■ **Exercise description**
Working from the material below, print the lines from the line holding "Transcribe the text in this document." through its final line, inclusive, exactly and with nothing else; pictures are excluded.

■ **Data to use**
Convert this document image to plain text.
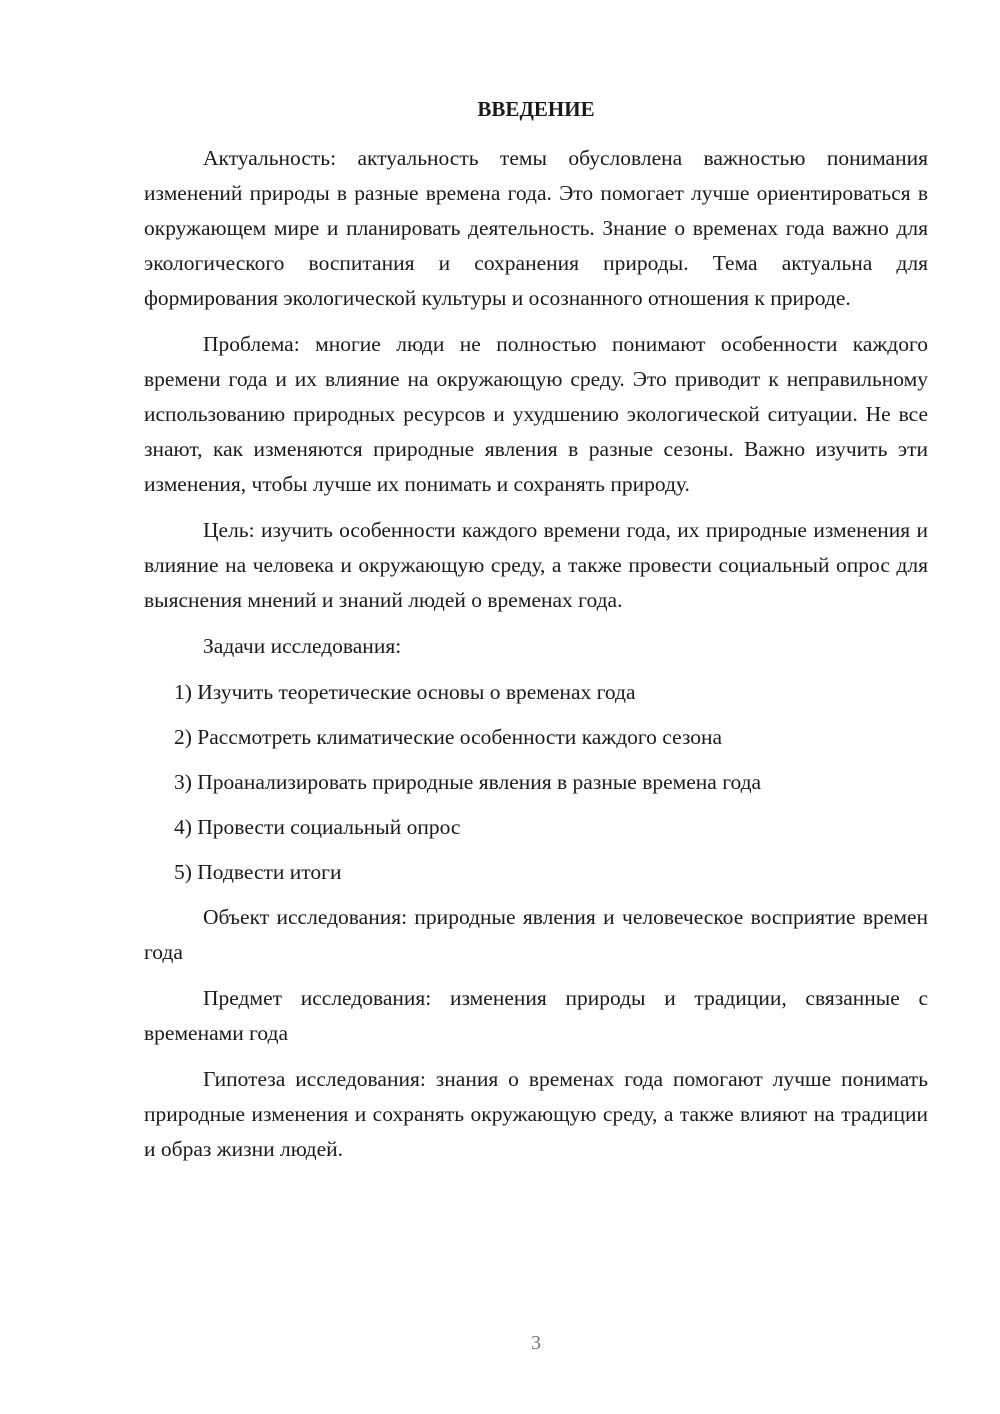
ВВЕДЕНИЕ

Актуальность: актуальность темы обусловлена важностью понимания изменений природы в разные времена года. Это помогает лучше ориентироваться в окружающем мире и планировать деятельность. Знание о временах года важно для экологического воспитания и сохранения природы. Тема актуальна для формирования экологической культуры и осознанного отношения к природе.

Проблема: многие люди не полностью понимают особенности каждого времени года и их влияние на окружающую среду. Это приводит к неправильному использованию природных ресурсов и ухудшению экологической ситуации. Не все знают, как изменяются природные явления в разные сезоны. Важно изучить эти изменения, чтобы лучше их понимать и сохранять природу.

Цель: изучить особенности каждого времени года, их природные изменения и влияние на человека и окружающую среду, а также провести социальный опрос для выяснения мнений и знаний людей о временах года.

Задачи исследования:

1) Изучить теоретические основы о временах года
2) Рассмотреть климатические особенности каждого сезона
3) Проанализировать природные явления в разные времена года
4) Провести социальный опрос
5) Подвести итоги

Объект исследования: природные явления и человеческое восприятие времен года

Предмет исследования: изменения природы и традиции, связанные с временами года

Гипотеза исследования: знания о временах года помогают лучше понимать природные изменения и сохранять окружающую среду, а также влияют на традиции и образ жизни людей.

3
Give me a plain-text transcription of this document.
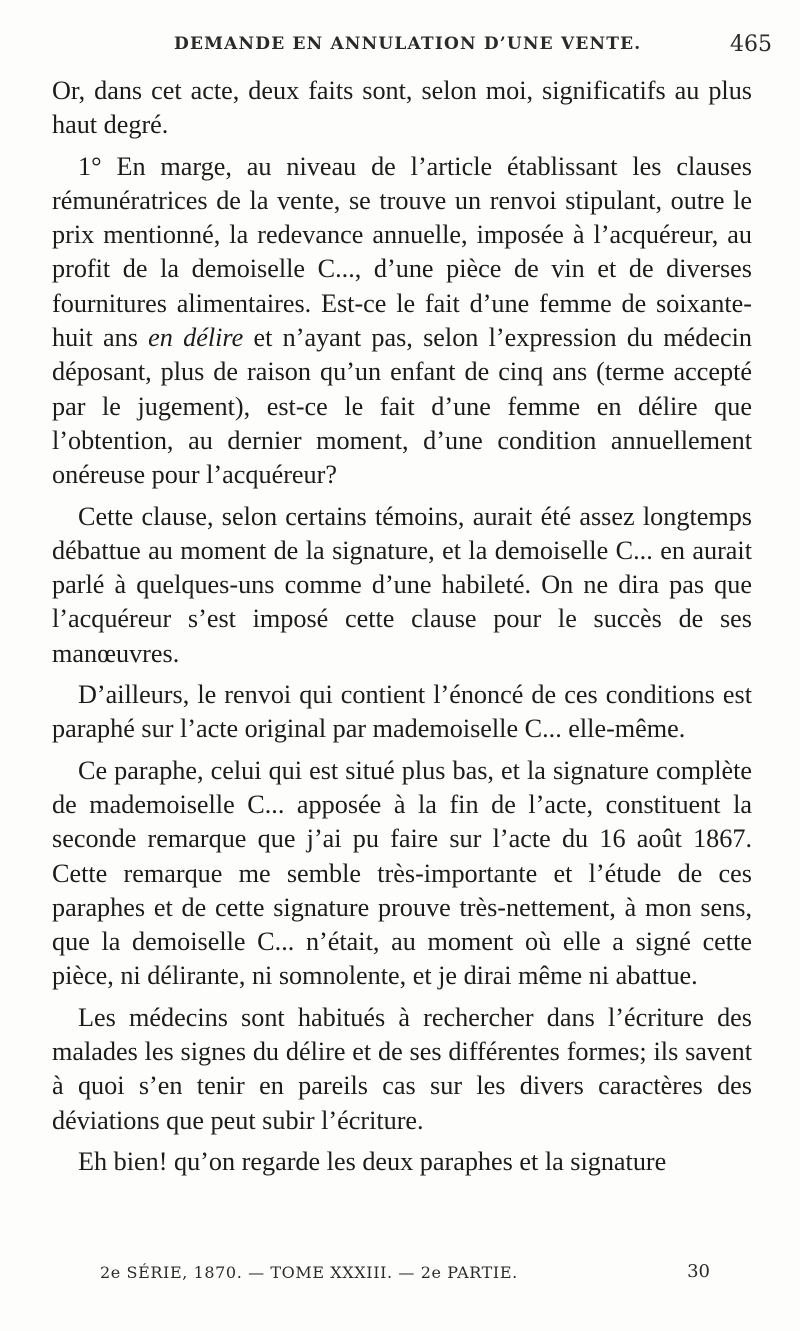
DEMANDE EN ANNULATION D’UNE VENTE.	465

Or, dans cet acte, deux faits sont, selon moi, significatifs au plus haut degré.

1° En marge, au niveau de l’article établissant les clauses rémunératrices de la vente, se trouve un renvoi stipulant, outre le prix mentionné, la redevance annuelle, imposée à l’acquéreur, au profit de la demoiselle C..., d’une pièce de vin et de diverses fournitures alimentaires. Est-ce le fait d’une femme de soixante-huit ans en délire et n’ayant pas, selon l’expression du médecin déposant, plus de raison qu’un enfant de cinq ans (terme accepté par le jugement), est-ce le fait d’une femme en délire que l’obtention, au dernier moment, d’une condition annuellement onéreuse pour l’acquéreur?

Cette clause, selon certains témoins, aurait été assez longtemps débattue au moment de la signature, et la demoiselle C... en aurait parlé à quelques-uns comme d’une habileté. On ne dira pas que l’acquéreur s’est imposé cette clause pour le succès de ses manœuvres.

D’ailleurs, le renvoi qui contient l’énoncé de ces conditions est paraphé sur l’acte original par mademoiselle C... elle-même.

Ce paraphe, celui qui est situé plus bas, et la signature complète de mademoiselle C... apposée à la fin de l’acte, constituent la seconde remarque que j’ai pu faire sur l’acte du 16 août 1867. Cette remarque me semble très-importante et l’étude de ces paraphes et de cette signature prouve très-nettement, à mon sens, que la demoiselle C... n’était, au moment où elle a signé cette pièce, ni délirante, ni somnolente, et je dirai même ni abattue.

Les médecins sont habitués à rechercher dans l’écriture des malades les signes du délire et de ses différentes formes; ils savent à quoi s’en tenir en pareils cas sur les divers caractères des déviations que peut subir l’écriture.

Eh bien! qu’on regarde les deux paraphes et la signature

2e SÉRIE, 1870. — TOME XXXIII. — 2e PARTIE.	30
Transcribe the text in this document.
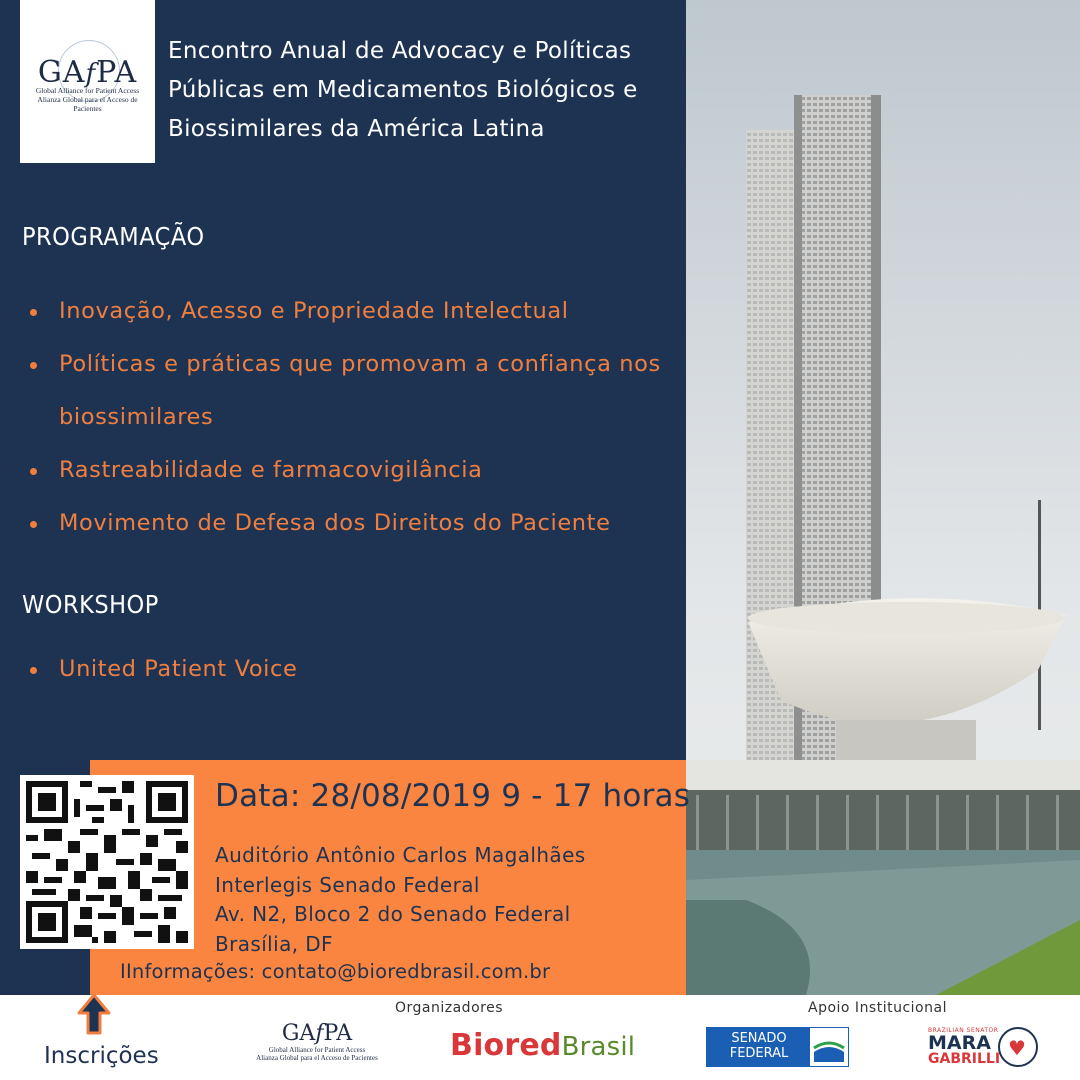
GAfPA
Global Alliance for Patient Access
Alianza Global para el Acceso de Pacientes
Encontro Anual de Advocacy e Políticas Públicas em Medicamentos Biológicos e Biossimilares da América Latina
PROGRAMAÇÃO
Inovação, Acesso e Propriedade Intelectual
Políticas e práticas que promovam a confiança nos biossimilares
Rastreabilidade e farmacovigilância
Movimento de Defesa dos Direitos do Paciente
WORKSHOP
United Patient Voice
Data: 28/08/2019 9 - 17 horas
Auditório Antônio Carlos Magalhães
Interlegis Senado Federal
Av. N2, Bloco 2 do Senado Federal
Brasília, DF
IInformações: contato@bioredbrasil.com.br
Inscrições
Organizadores	Apoio Institucional
GAfPA
Global Alliance for Patient Access
Alianza Global para el Acceso de Pacientes BioredBrasil	SENADO
FEDERAL
BRAZILIAN SENATOR
MARA
GABRILLI ♥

■ **Answer to this exercise**
Transcribe the text in this document.
GAfPA
Global Alliance for Patient Access
Alianza Global para el Acceso de Pacientes
Encontro Anual de Advocacy e Políticas Públicas em Medicamentos Biológicos e Biossimilares da América Latina
PROGRAMAÇÃO
Inovação, Acesso e Propriedade Intelectual
Políticas e práticas que promovam a confiança nos biossimilares
Rastreabilidade e farmacovigilância
Movimento de Defesa dos Direitos do Paciente
WORKSHOP
United Patient Voice
Data: 28/08/2019 9 - 17 horas
Auditório Antônio Carlos Magalhães
Interlegis Senado Federal
Av. N2, Bloco 2 do Senado Federal
Brasília, DF
IInformações: contato@bioredbrasil.com.br
Inscrições
Organizadores	Apoio Institucional
GAfPA
Global Alliance for Patient Access
Alianza Global para el Acceso de Pacientes BioredBrasil	SENADO
FEDERAL
BRAZILIAN SENATOR
MARA
GABRILLI ♥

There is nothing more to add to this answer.